» **Exercise prompt**:
Carry none of the pictures over; set down the material below exactly.

» **Raw data**:
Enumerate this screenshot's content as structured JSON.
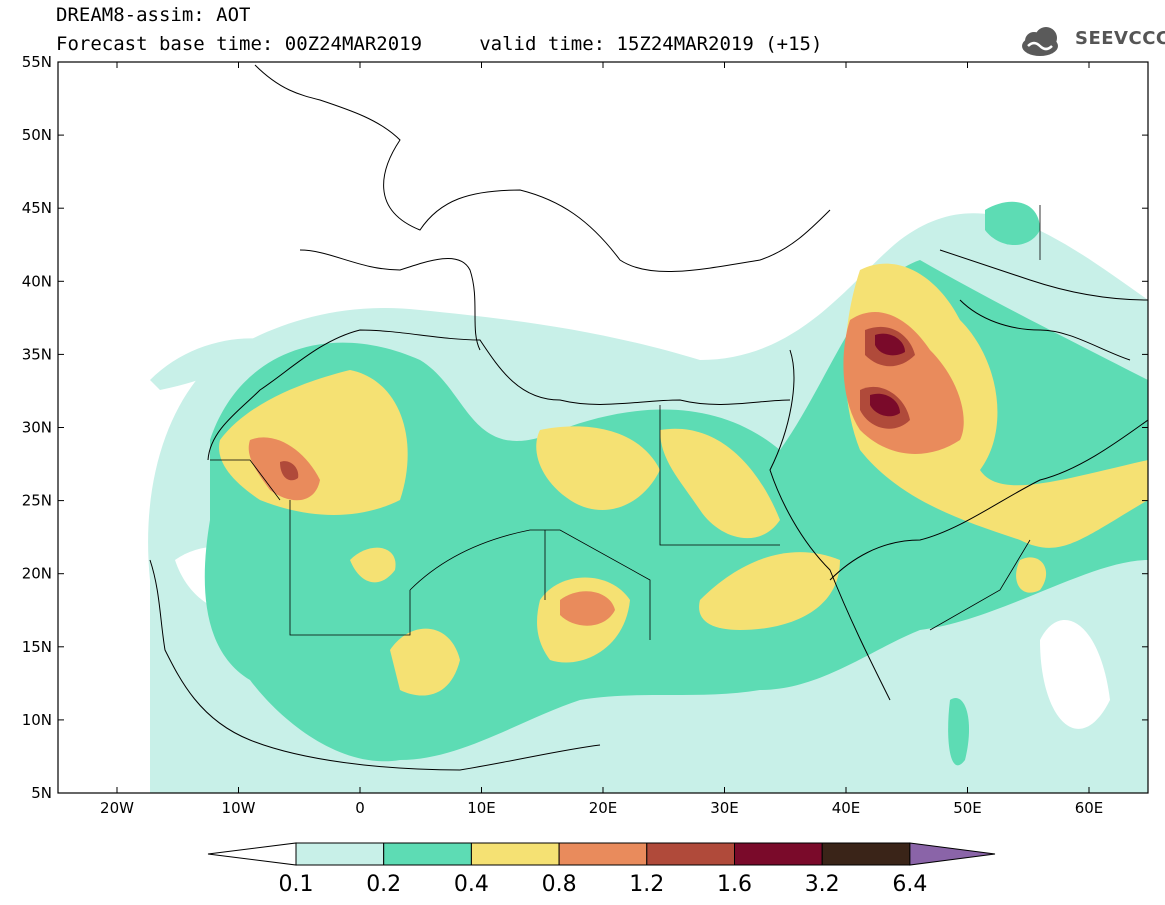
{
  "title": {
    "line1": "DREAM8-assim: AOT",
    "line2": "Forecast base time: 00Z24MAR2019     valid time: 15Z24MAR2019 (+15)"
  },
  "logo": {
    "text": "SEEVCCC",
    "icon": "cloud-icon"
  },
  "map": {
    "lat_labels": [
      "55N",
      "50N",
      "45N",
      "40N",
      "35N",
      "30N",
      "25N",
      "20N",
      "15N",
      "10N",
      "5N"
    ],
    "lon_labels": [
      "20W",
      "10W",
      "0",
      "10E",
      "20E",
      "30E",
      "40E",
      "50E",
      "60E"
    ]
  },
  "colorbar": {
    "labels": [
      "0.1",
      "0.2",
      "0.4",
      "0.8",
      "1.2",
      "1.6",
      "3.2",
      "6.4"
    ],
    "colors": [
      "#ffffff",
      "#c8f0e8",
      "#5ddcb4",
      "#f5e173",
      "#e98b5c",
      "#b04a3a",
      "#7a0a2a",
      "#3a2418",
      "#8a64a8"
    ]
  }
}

» **Written solution**:
Enumerate this screenshot's content as structured JSON.
{
  "title": {
    "line1": "DREAM8-assim: AOT",
    "line2": "Forecast base time: 00Z24MAR2019     valid time: 15Z24MAR2019 (+15)"
  },
  "logo": {
    "text": "SEEVCCC",
    "icon": "cloud-icon"
  },
  "map": {
    "lat_labels": [
      "55N",
      "50N",
      "45N",
      "40N",
      "35N",
      "30N",
      "25N",
      "20N",
      "15N",
      "10N",
      "5N"
    ],
    "lon_labels": [
      "20W",
      "10W",
      "0",
      "10E",
      "20E",
      "30E",
      "40E",
      "50E",
      "60E"
    ]
  },
  "colorbar": {
    "labels": [
      "0.1",
      "0.2",
      "0.4",
      "0.8",
      "1.2",
      "1.6",
      "3.2",
      "6.4"
    ],
    "colors": [
      "#ffffff",
      "#c8f0e8",
      "#5ddcb4",
      "#f5e173",
      "#e98b5c",
      "#b04a3a",
      "#7a0a2a",
      "#3a2418",
      "#8a64a8"
    ]
  }
}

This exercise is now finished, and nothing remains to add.